Task to carry out: Take the entries below and reproduce them word for word.
◇ ◇ ◇ ◇ ◇ ◇ ◇
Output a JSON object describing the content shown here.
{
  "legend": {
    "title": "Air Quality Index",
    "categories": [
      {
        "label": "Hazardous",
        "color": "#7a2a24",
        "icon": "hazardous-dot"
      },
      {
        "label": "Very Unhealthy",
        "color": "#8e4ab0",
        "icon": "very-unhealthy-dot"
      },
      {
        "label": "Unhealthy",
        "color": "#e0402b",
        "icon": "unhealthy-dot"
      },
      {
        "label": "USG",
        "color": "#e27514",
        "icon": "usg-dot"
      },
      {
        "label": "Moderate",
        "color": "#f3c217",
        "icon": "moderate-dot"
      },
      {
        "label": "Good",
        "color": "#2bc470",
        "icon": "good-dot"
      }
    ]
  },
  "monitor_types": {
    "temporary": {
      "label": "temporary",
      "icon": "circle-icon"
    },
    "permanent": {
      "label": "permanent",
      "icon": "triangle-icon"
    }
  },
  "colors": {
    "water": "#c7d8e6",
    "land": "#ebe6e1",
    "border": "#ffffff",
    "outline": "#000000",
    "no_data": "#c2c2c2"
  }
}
◇ ◇ ◇ ◇ ◇ ◇ ◇
Correct result:
Output a JSON object describing the content shown here.
{
  "legend": {
    "title": "Air Quality Index",
    "categories": [
      {
        "label": "Hazardous",
        "color": "#7a2a24",
        "icon": "hazardous-dot"
      },
      {
        "label": "Very Unhealthy",
        "color": "#8e4ab0",
        "icon": "very-unhealthy-dot"
      },
      {
        "label": "Unhealthy",
        "color": "#e0402b",
        "icon": "unhealthy-dot"
      },
      {
        "label": "USG",
        "color": "#e27514",
        "icon": "usg-dot"
      },
      {
        "label": "Moderate",
        "color": "#f3c217",
        "icon": "moderate-dot"
      },
      {
        "label": "Good",
        "color": "#2bc470",
        "icon": "good-dot"
      }
    ]
  },
  "monitor_types": {
    "temporary": {
      "label": "temporary",
      "icon": "circle-icon"
    },
    "permanent": {
      "label": "permanent",
      "icon": "triangle-icon"
    }
  },
  "colors": {
    "water": "#c7d8e6",
    "land": "#ebe6e1",
    "border": "#ffffff",
    "outline": "#000000",
    "no_data": "#c2c2c2"
  }
}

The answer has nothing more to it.